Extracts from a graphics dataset
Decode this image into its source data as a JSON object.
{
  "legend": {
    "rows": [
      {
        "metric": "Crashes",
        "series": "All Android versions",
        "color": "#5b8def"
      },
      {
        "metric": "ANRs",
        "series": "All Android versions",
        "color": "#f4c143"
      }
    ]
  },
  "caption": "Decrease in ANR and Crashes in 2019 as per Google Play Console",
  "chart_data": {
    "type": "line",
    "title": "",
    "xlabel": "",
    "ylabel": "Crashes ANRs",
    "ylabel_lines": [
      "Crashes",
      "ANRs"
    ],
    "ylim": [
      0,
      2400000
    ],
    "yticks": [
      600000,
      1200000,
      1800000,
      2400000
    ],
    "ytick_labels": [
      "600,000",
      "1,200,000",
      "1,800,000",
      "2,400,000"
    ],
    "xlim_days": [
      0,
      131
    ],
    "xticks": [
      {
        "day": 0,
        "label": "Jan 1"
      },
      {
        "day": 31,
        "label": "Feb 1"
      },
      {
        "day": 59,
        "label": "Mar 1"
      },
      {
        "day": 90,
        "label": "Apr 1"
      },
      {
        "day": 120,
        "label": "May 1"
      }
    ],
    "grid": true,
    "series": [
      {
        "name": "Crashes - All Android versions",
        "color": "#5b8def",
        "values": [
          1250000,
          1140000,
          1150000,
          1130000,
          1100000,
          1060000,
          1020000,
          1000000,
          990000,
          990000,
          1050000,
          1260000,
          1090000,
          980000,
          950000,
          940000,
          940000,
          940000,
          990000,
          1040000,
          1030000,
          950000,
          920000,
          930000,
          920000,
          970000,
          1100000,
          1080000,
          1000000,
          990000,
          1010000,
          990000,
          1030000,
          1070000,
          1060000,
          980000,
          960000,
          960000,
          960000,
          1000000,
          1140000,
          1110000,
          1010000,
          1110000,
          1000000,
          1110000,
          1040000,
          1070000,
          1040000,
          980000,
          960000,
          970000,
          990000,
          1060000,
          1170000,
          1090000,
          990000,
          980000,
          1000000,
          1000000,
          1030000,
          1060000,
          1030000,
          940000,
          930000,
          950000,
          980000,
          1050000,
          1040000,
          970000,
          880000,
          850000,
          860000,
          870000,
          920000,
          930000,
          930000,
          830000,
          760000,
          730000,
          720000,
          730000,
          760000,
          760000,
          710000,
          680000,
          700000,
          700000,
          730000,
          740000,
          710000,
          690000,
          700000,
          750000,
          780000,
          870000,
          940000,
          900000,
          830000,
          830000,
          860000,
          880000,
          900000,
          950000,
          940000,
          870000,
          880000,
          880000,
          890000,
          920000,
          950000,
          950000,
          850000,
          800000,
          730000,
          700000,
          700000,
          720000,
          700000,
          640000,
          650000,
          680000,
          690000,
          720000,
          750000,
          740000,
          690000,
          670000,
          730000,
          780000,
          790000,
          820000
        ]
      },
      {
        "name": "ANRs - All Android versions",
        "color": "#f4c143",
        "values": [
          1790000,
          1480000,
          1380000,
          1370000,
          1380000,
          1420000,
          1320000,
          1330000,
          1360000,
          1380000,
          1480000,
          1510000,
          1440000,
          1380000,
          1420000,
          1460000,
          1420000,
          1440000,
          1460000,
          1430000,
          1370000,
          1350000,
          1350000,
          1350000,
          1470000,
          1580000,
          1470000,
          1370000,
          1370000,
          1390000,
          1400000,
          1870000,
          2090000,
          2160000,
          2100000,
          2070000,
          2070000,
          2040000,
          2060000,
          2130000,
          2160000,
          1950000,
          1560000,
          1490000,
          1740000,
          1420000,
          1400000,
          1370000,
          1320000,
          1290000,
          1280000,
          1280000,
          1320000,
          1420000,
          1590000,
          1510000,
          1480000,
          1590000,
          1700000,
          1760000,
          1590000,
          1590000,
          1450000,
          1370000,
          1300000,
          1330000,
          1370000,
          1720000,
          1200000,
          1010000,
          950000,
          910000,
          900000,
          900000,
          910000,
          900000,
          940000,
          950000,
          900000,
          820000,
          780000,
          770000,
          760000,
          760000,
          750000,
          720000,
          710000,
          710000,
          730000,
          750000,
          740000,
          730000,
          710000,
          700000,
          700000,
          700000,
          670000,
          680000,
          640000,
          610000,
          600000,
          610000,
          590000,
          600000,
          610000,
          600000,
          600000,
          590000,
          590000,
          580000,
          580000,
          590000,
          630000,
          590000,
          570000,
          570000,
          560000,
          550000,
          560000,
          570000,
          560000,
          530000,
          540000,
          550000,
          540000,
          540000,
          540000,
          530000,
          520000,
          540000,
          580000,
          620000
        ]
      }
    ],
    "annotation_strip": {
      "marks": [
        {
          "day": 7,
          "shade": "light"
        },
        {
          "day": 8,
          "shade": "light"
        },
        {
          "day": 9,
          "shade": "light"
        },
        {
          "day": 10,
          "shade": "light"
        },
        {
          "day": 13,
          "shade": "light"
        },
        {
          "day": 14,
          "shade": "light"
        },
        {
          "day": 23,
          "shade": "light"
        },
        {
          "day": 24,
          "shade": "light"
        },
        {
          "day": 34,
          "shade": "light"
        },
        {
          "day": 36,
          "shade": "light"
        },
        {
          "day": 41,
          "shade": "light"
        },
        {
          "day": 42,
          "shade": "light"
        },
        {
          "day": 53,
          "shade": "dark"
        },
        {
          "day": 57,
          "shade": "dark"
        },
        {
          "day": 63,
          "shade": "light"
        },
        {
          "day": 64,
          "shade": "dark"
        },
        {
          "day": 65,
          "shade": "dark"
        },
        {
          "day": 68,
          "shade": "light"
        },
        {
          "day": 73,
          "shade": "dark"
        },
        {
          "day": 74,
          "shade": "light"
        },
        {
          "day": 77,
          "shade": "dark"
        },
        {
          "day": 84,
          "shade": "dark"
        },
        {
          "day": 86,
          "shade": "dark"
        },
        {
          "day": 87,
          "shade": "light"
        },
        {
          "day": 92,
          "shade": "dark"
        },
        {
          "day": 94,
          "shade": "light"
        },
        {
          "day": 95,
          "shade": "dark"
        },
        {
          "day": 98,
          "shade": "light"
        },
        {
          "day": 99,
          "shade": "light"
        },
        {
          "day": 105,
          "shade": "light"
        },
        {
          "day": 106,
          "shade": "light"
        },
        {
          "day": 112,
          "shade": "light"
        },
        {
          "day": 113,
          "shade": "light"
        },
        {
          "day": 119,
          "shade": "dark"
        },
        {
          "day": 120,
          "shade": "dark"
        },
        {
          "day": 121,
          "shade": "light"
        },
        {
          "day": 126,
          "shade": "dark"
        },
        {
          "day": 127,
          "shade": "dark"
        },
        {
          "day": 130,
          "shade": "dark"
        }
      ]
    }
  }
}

**STATED EXERCISE**
From the listing above, copy all lines holding the word "Crashes".

**EXERCISE ANSWER**
        "metric": "Crashes",
  "caption": "Decrease in ANR and Crashes in 2019 as per Google Play Console",
    "ylabel": "Crashes ANRs",
      "Crashes",
        "name": "Crashes - All Android versions",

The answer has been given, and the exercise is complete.